#### RECORDS SUPPLIED

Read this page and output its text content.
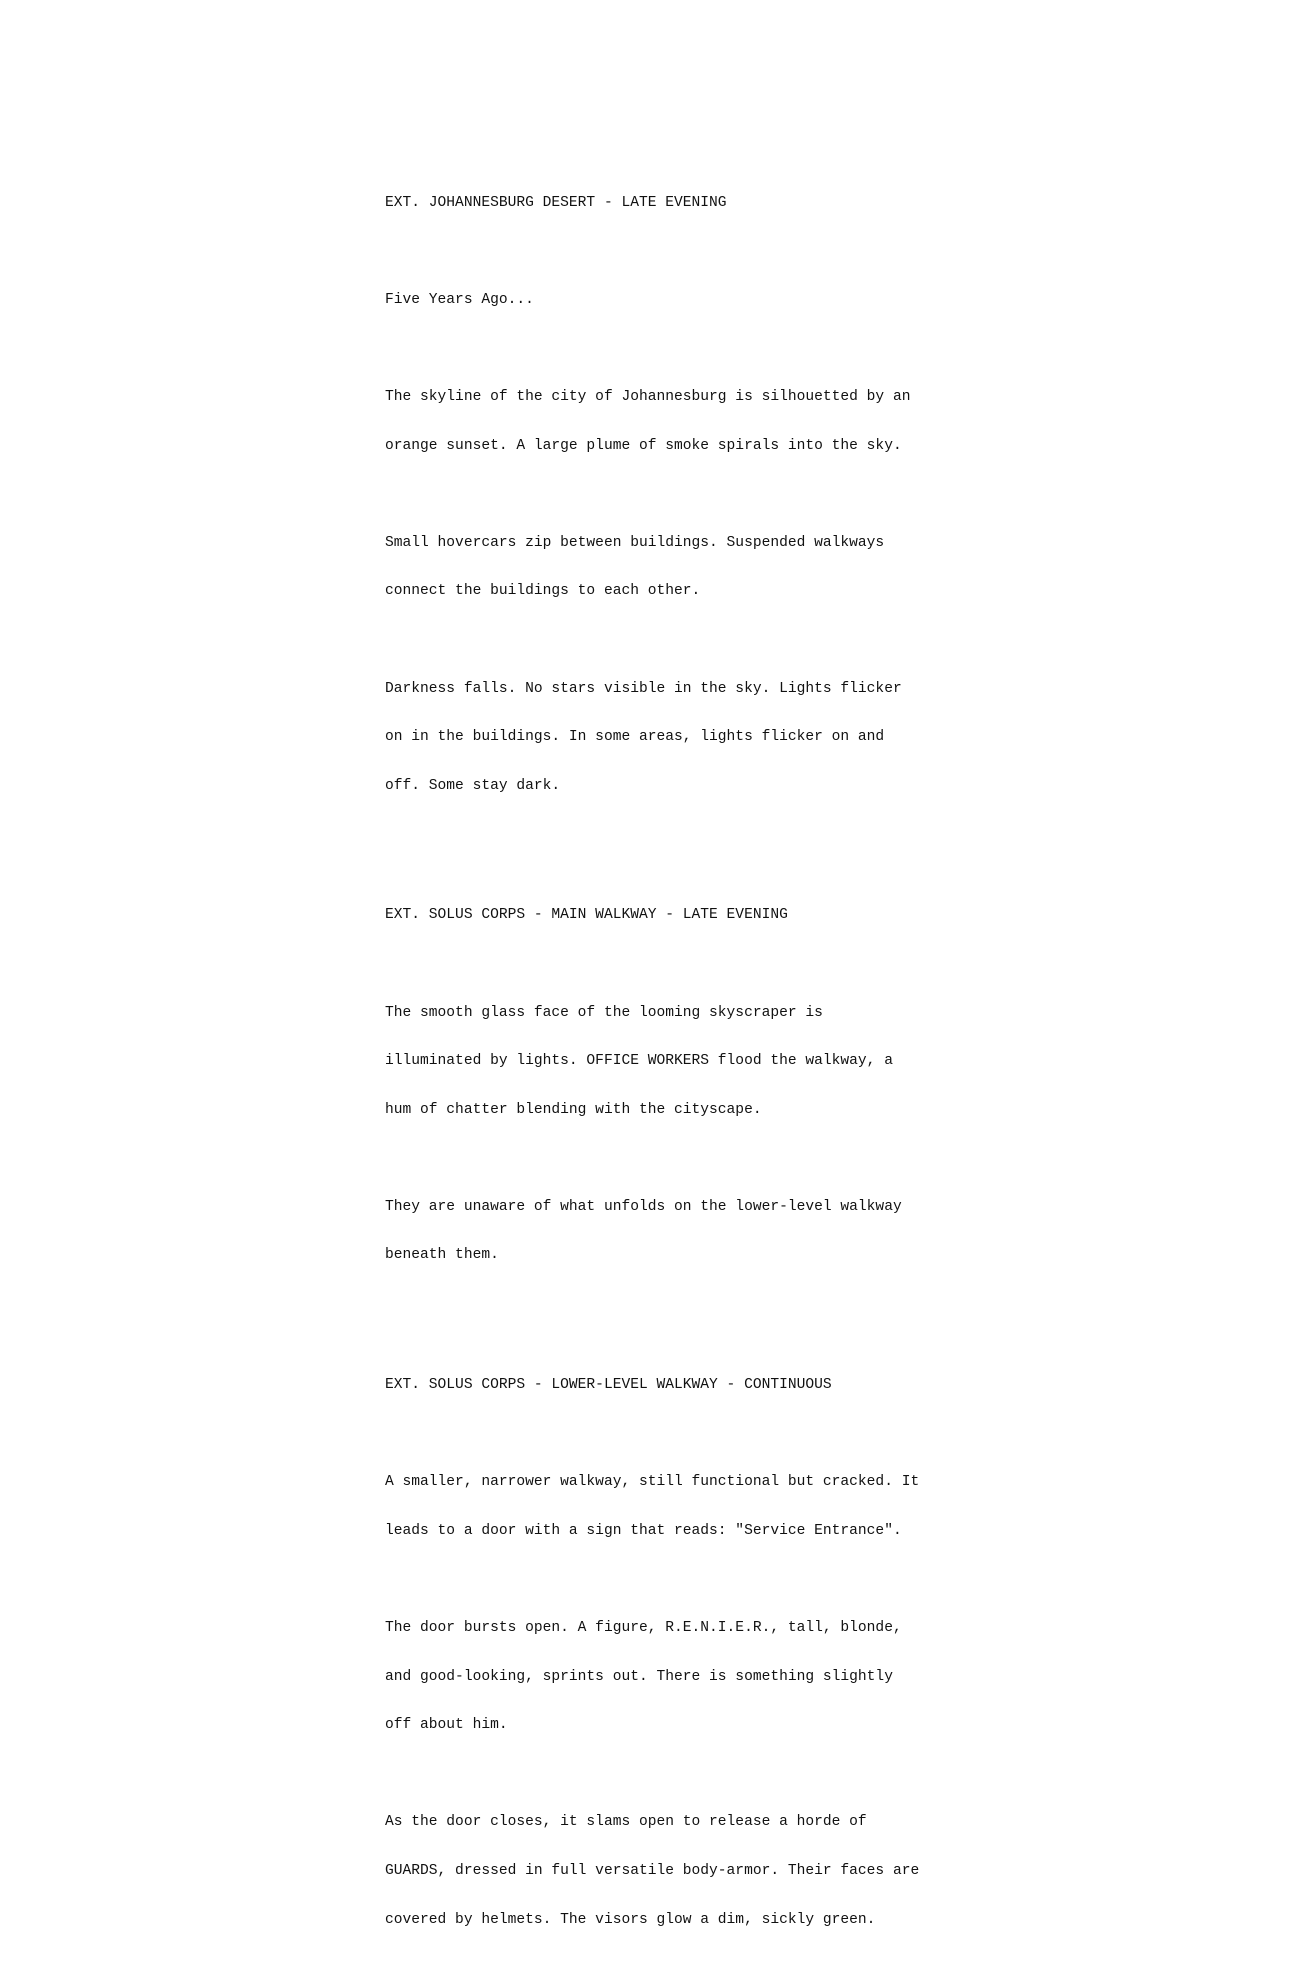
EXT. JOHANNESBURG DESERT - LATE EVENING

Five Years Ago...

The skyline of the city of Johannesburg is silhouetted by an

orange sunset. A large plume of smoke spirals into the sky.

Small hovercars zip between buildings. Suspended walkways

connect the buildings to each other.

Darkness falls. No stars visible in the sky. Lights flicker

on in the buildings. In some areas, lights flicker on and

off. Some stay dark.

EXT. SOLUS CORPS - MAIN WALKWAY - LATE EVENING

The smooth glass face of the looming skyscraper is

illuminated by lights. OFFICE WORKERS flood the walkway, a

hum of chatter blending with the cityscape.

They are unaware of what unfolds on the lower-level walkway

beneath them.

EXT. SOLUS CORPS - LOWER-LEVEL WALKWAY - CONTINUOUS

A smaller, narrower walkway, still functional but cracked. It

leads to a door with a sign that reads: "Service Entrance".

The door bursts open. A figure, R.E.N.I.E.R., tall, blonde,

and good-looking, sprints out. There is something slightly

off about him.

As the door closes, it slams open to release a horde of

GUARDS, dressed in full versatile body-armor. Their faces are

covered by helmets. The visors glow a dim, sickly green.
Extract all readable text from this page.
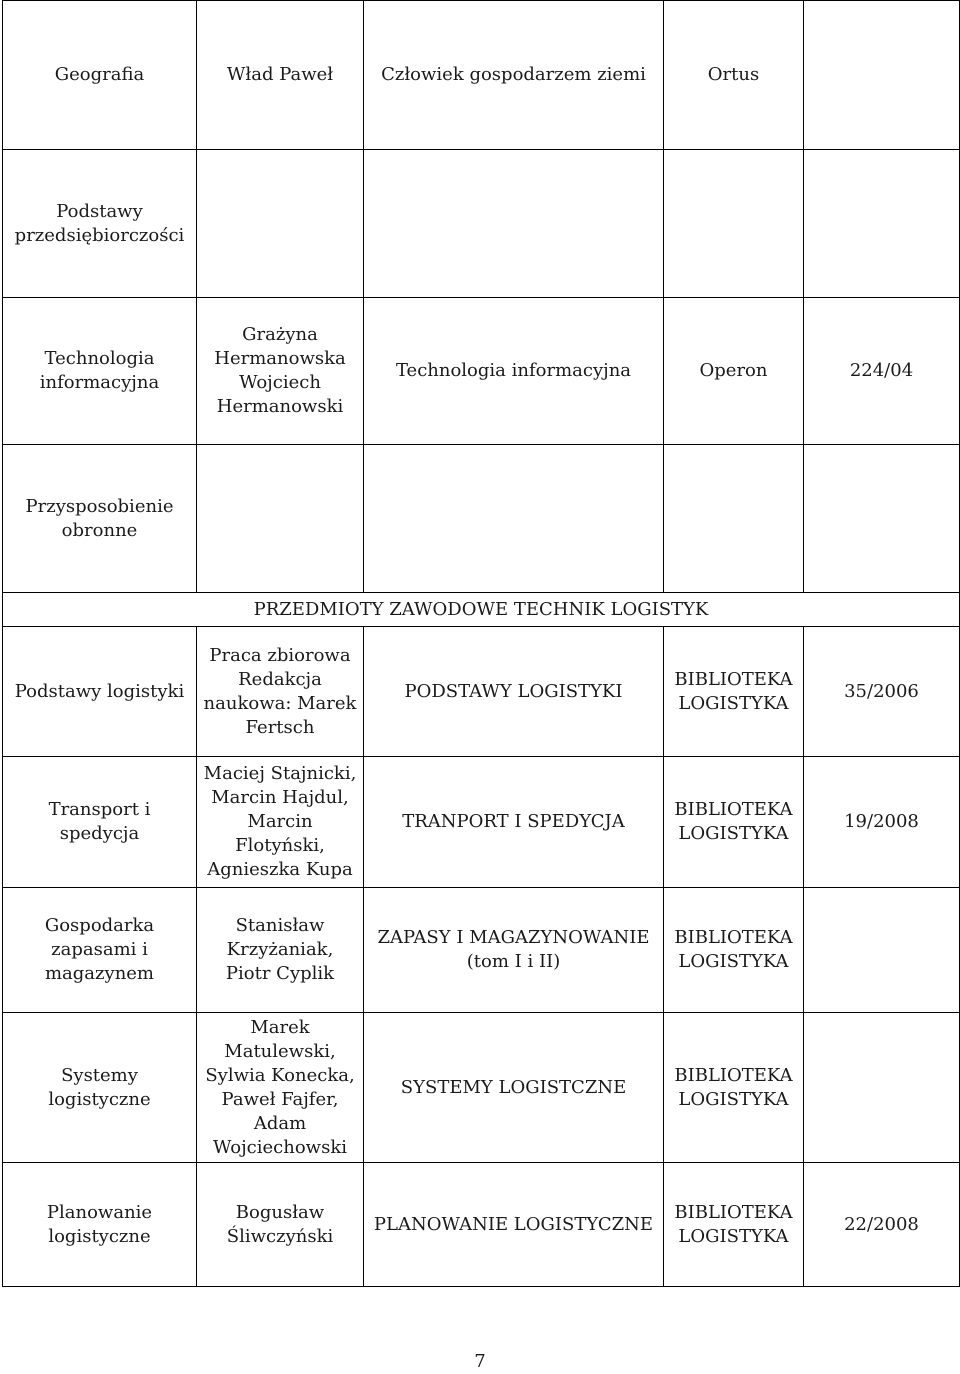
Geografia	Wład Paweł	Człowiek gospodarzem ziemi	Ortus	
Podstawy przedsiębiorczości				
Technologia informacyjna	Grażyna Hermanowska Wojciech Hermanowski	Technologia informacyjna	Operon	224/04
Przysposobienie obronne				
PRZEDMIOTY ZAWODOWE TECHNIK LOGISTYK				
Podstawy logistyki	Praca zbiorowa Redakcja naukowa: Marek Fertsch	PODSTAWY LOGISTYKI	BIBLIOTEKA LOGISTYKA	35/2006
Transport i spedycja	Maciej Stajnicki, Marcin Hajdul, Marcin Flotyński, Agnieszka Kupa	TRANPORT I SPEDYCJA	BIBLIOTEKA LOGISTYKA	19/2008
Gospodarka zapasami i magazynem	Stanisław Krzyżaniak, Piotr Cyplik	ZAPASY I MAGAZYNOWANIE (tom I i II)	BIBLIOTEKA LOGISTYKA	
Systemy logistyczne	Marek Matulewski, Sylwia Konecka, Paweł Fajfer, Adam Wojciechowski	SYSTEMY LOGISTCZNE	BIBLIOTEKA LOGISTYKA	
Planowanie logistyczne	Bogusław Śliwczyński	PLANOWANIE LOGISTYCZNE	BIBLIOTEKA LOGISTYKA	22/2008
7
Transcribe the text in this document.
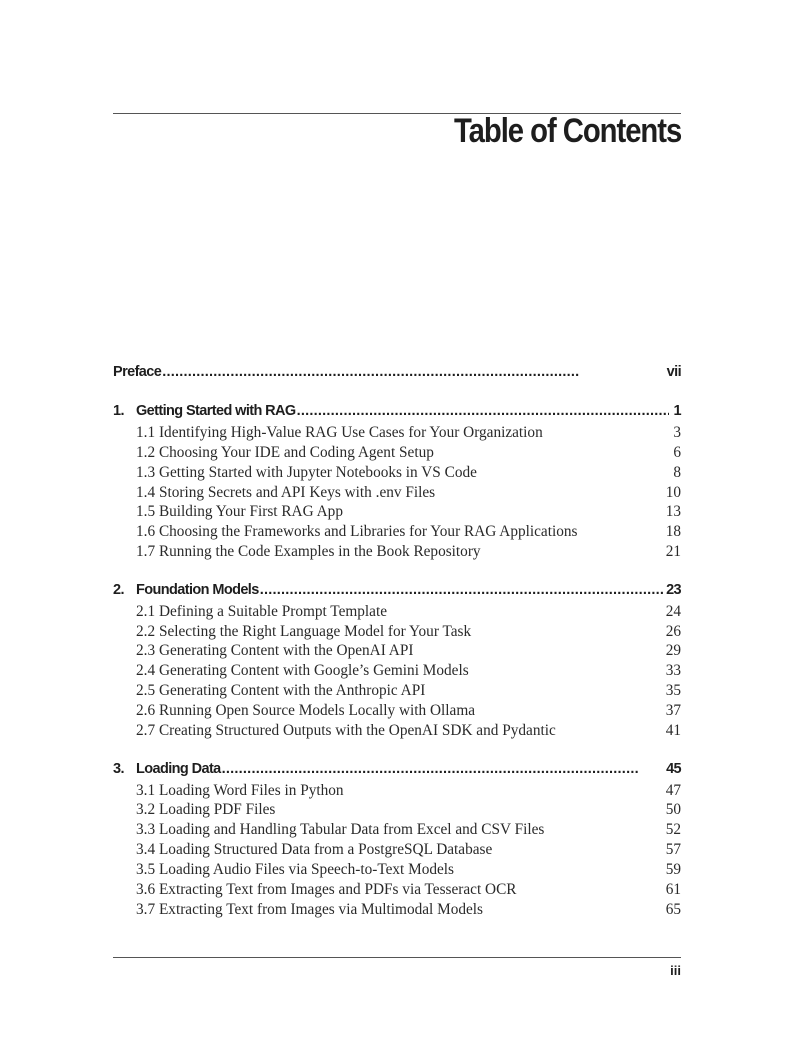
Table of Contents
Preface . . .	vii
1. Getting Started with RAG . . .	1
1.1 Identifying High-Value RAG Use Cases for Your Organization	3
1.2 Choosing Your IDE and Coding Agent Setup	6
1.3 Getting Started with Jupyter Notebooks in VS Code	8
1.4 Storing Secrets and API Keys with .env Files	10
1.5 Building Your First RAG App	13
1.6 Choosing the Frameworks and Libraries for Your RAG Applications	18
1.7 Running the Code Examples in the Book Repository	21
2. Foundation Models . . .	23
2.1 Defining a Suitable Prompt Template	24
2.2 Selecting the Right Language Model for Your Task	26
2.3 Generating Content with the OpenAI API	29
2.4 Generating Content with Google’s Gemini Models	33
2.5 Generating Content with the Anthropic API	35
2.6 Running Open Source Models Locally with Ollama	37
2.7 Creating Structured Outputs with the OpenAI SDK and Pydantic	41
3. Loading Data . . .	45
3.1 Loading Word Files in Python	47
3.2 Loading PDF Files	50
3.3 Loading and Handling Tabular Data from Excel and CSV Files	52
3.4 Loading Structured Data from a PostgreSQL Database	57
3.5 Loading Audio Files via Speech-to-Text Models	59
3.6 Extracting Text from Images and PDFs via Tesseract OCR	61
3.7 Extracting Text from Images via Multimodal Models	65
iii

########

Find how many lines in the material hold the word "CORPS" and state that number alone.

** SOLUTION **
2